Keep the pictures out and restate every record exactly.
==== DATASET EXTRACT
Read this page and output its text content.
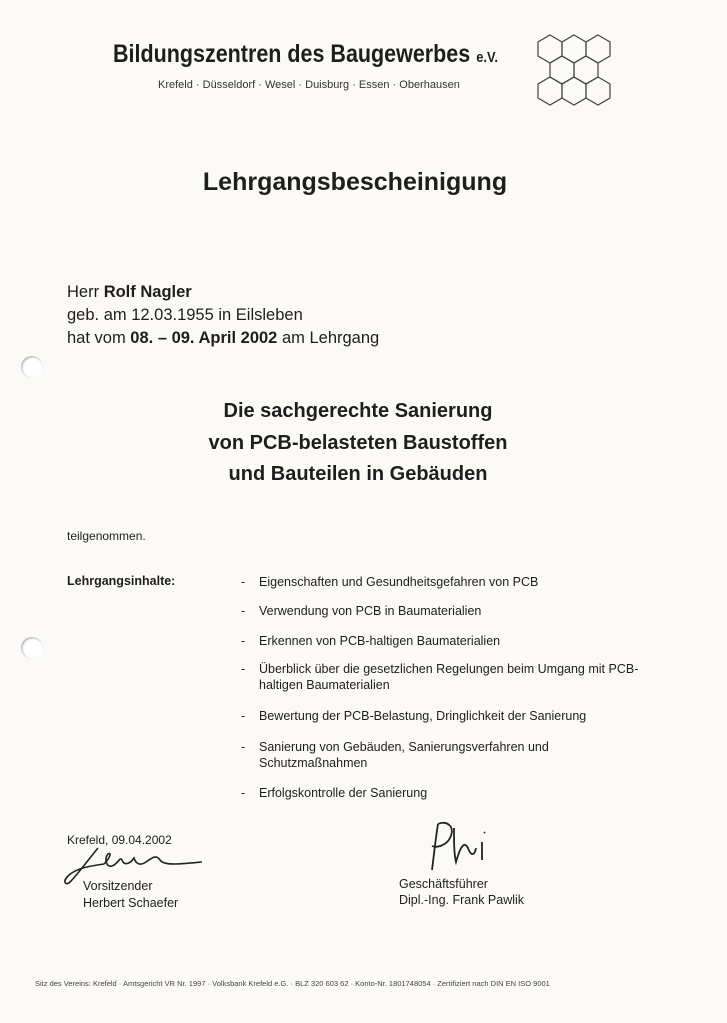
Bildungszentren des Baugewerbes e.V.
Krefeld · Düsseldorf · Wesel · Duisburg · Essen · Oberhausen
Lehrgangsbescheinigung
Herr Rolf Nagler
geb. am 12.03.1955 in Eilsleben
hat vom 08. – 09. April 2002 am Lehrgang
Die sachgerechte Sanierung
von PCB-belasteten Baustoffen
und Bauteilen in Gebäuden
teilgenommen.
Lehrgangsinhalte:	- Eigenschaften und Gesundheitsgefahren von PCB
- Verwendung von PCB in Baumaterialien
- Erkennen von PCB-haltigen Baumaterialien
- Überblick über die gesetzlichen Regelungen beim Umgang mit PCB-haltigen Baumaterialien
- Bewertung der PCB-Belastung, Dringlichkeit der Sanierung
- Sanierung von Gebäuden, Sanierungsverfahren und Schutzmaßnahmen
- Erfolgskontrolle der Sanierung
Krefeld, 09.04.2002
Vorsitzender
Herbert Schaefer
Geschäftsführer
Dipl.-Ing. Frank Pawlik
Sitz des Vereins: Krefeld · Amtsgericht VR Nr. 1997 · Volksbank Krefeld e.G. · BLZ 320 603 62 · Konto-Nr. 1801748054 · Zertifiziert nach DIN EN ISO 9001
========
PROBLEM SOLUTION —
Read this page and output its text content.
Bildungszentren des Baugewerbes e.V.
Krefeld · Düsseldorf · Wesel · Duisburg · Essen · Oberhausen
Lehrgangsbescheinigung
Herr Rolf Nagler
geb. am 12.03.1955 in Eilsleben
hat vom 08. – 09. April 2002 am Lehrgang
Die sachgerechte Sanierung
von PCB-belasteten Baustoffen
und Bauteilen in Gebäuden
teilgenommen.
Lehrgangsinhalte:	- Eigenschaften und Gesundheitsgefahren von PCB
- Verwendung von PCB in Baumaterialien
- Erkennen von PCB-haltigen Baumaterialien
- Überblick über die gesetzlichen Regelungen beim Umgang mit PCB-haltigen Baumaterialien
- Bewertung der PCB-Belastung, Dringlichkeit der Sanierung
- Sanierung von Gebäuden, Sanierungsverfahren und Schutzmaßnahmen
- Erfolgskontrolle der Sanierung
Krefeld, 09.04.2002
Vorsitzender
Herbert Schaefer
Geschäftsführer
Dipl.-Ing. Frank Pawlik
Sitz des Vereins: Krefeld · Amtsgericht VR Nr. 1997 · Volksbank Krefeld e.G. · BLZ 320 603 62 · Konto-Nr. 1801748054 · Zertifiziert nach DIN EN ISO 9001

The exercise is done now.